▸ **SOURCE RECORDS**
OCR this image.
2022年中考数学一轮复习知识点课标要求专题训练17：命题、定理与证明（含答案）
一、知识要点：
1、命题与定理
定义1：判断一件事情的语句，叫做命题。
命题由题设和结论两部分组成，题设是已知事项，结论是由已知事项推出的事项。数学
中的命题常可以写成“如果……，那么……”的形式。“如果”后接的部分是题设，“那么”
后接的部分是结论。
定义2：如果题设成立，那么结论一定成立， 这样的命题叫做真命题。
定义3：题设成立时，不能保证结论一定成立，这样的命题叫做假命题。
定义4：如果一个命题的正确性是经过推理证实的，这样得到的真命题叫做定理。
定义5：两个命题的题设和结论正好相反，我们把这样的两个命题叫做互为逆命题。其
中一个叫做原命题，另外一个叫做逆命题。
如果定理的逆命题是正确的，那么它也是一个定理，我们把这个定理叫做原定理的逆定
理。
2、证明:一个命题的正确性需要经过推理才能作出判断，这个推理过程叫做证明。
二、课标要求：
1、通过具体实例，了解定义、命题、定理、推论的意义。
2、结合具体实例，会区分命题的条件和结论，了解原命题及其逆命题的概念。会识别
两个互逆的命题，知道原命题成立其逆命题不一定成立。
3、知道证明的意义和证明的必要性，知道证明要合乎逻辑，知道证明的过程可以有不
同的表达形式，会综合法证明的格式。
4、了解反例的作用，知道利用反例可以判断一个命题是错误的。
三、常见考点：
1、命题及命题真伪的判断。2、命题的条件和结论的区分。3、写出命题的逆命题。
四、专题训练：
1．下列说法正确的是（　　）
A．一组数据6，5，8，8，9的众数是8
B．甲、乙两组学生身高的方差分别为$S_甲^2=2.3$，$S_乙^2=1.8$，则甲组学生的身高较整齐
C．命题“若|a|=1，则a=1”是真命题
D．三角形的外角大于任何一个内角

▸ **WHAT YOU HAVE TO DO**
Reproduce all the records precisely.

▸ **THE OUTPUT**
OCR this image.
2022年中考数学一轮复习知识点课标要求专题训练17：命题、定理与证明（含答案）
一、知识要点：
1、命题与定理
定义1：判断一件事情的语句，叫做命题。
命题由题设和结论两部分组成，题设是已知事项，结论是由已知事项推出的事项。数学
中的命题常可以写成“如果……，那么……”的形式。“如果”后接的部分是题设，“那么”
后接的部分是结论。
定义2：如果题设成立，那么结论一定成立， 这样的命题叫做真命题。
定义3：题设成立时，不能保证结论一定成立，这样的命题叫做假命题。
定义4：如果一个命题的正确性是经过推理证实的，这样得到的真命题叫做定理。
定义5：两个命题的题设和结论正好相反，我们把这样的两个命题叫做互为逆命题。其
中一个叫做原命题，另外一个叫做逆命题。
如果定理的逆命题是正确的，那么它也是一个定理，我们把这个定理叫做原定理的逆定
理。
2、证明:一个命题的正确性需要经过推理才能作出判断，这个推理过程叫做证明。
二、课标要求：
1、通过具体实例，了解定义、命题、定理、推论的意义。
2、结合具体实例，会区分命题的条件和结论，了解原命题及其逆命题的概念。会识别
两个互逆的命题，知道原命题成立其逆命题不一定成立。
3、知道证明的意义和证明的必要性，知道证明要合乎逻辑，知道证明的过程可以有不
同的表达形式，会综合法证明的格式。
4、了解反例的作用，知道利用反例可以判断一个命题是错误的。
三、常见考点：
1、命题及命题真伪的判断。2、命题的条件和结论的区分。3、写出命题的逆命题。
四、专题训练：
1．下列说法正确的是（　　）
A．一组数据6，5，8，8，9的众数是8
B．甲、乙两组学生身高的方差分别为$S_甲^2=2.3$，$S_乙^2=1.8$，则甲组学生的身高较整齐
C．命题“若|a|=1，则a=1”是真命题
D．三角形的外角大于任何一个内角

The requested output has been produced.